Problem to work on :: Output the full listing below exactly as it reads, and skip anything that is a picture.

start Material for this task

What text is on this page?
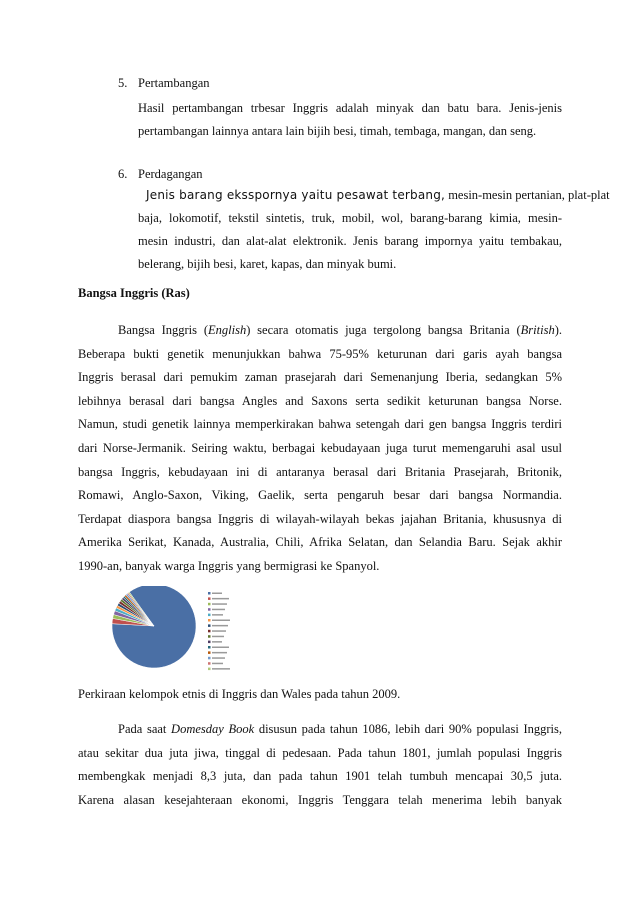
5. Pertambangan
Hasil pertambangan trbesar Inggris adalah minyak dan batu bara. Jenis-jenis
pertambangan lainnya antara lain bijih besi, timah, tembaga, mangan, dan seng.
6. Perdagangan
Jenis barang eksspornya yaitu pesawat terbang, mesin-mesin pertanian, plat-plat
baja, lokomotif, tekstil sintetis, truk, mobil, wol, barang-barang kimia, mesin-
mesin industri, dan alat-alat elektronik. Jenis barang impornya yaitu tembakau,
belerang, bijih besi, karet, kapas, dan minyak bumi.
Bangsa Inggris (Ras)
Bangsa Inggris (English) secara otomatis juga tergolong bangsa Britania (British).
Beberapa bukti genetik menunjukkan bahwa 75-95% keturunan dari garis ayah bangsa
Inggris berasal dari pemukim zaman prasejarah dari Semenanjung Iberia, sedangkan 5%
lebihnya berasal dari bangsa Angles and Saxons serta sedikit keturunan bangsa Norse.
Namun, studi genetik lainnya memperkirakan bahwa setengah dari gen bangsa Inggris terdiri
dari Norse-Jermanik. Seiring waktu, berbagai kebudayaan juga turut memengaruhi asal usul
bangsa Inggris, kebudayaan ini di antaranya berasal dari Britania Prasejarah, Britonik,
Romawi, Anglo-Saxon, Viking, Gaelik, serta pengaruh besar dari bangsa Normandia.
Terdapat diaspora bangsa Inggris di wilayah-wilayah bekas jajahan Britania, khususnya di
Amerika Serikat, Kanada, Australia, Chili, Afrika Selatan, dan Selandia Baru. Sejak akhir
1990-an, banyak warga Inggris yang bermigrasi ke Spanyol.
Perkiraan kelompok etnis di Inggris dan Wales pada tahun 2009.
Pada saat Domesday Book disusun pada tahun 1086, lebih dari 90% populasi Inggris,
atau sekitar dua juta jiwa, tinggal di pedesaan. Pada tahun 1801, jumlah populasi Inggris
membengkak menjadi 8,3 juta, dan pada tahun 1901 telah tumbuh mencapai 30,5 juta.
Karena alasan kesejahteraan ekonomi, Inggris Tenggara telah menerima lebih banyak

end Material for this task

Exercise solution ::
What text is on this page?
5. Pertambangan
Hasil pertambangan trbesar Inggris adalah minyak dan batu bara. Jenis-jenis
pertambangan lainnya antara lain bijih besi, timah, tembaga, mangan, dan seng.
6. Perdagangan
Jenis barang eksspornya yaitu pesawat terbang, mesin-mesin pertanian, plat-plat
baja, lokomotif, tekstil sintetis, truk, mobil, wol, barang-barang kimia, mesin-
mesin industri, dan alat-alat elektronik. Jenis barang impornya yaitu tembakau,
belerang, bijih besi, karet, kapas, dan minyak bumi.
Bangsa Inggris (Ras)
Bangsa Inggris (English) secara otomatis juga tergolong bangsa Britania (British).
Beberapa bukti genetik menunjukkan bahwa 75-95% keturunan dari garis ayah bangsa
Inggris berasal dari pemukim zaman prasejarah dari Semenanjung Iberia, sedangkan 5%
lebihnya berasal dari bangsa Angles and Saxons serta sedikit keturunan bangsa Norse.
Namun, studi genetik lainnya memperkirakan bahwa setengah dari gen bangsa Inggris terdiri
dari Norse-Jermanik. Seiring waktu, berbagai kebudayaan juga turut memengaruhi asal usul
bangsa Inggris, kebudayaan ini di antaranya berasal dari Britania Prasejarah, Britonik,
Romawi, Anglo-Saxon, Viking, Gaelik, serta pengaruh besar dari bangsa Normandia.
Terdapat diaspora bangsa Inggris di wilayah-wilayah bekas jajahan Britania, khususnya di
Amerika Serikat, Kanada, Australia, Chili, Afrika Selatan, dan Selandia Baru. Sejak akhir
1990-an, banyak warga Inggris yang bermigrasi ke Spanyol.
Perkiraan kelompok etnis di Inggris dan Wales pada tahun 2009.
Pada saat Domesday Book disusun pada tahun 1086, lebih dari 90% populasi Inggris,
atau sekitar dua juta jiwa, tinggal di pedesaan. Pada tahun 1801, jumlah populasi Inggris
membengkak menjadi 8,3 juta, dan pada tahun 1901 telah tumbuh mencapai 30,5 juta.
Karena alasan kesejahteraan ekonomi, Inggris Tenggara telah menerima lebih banyak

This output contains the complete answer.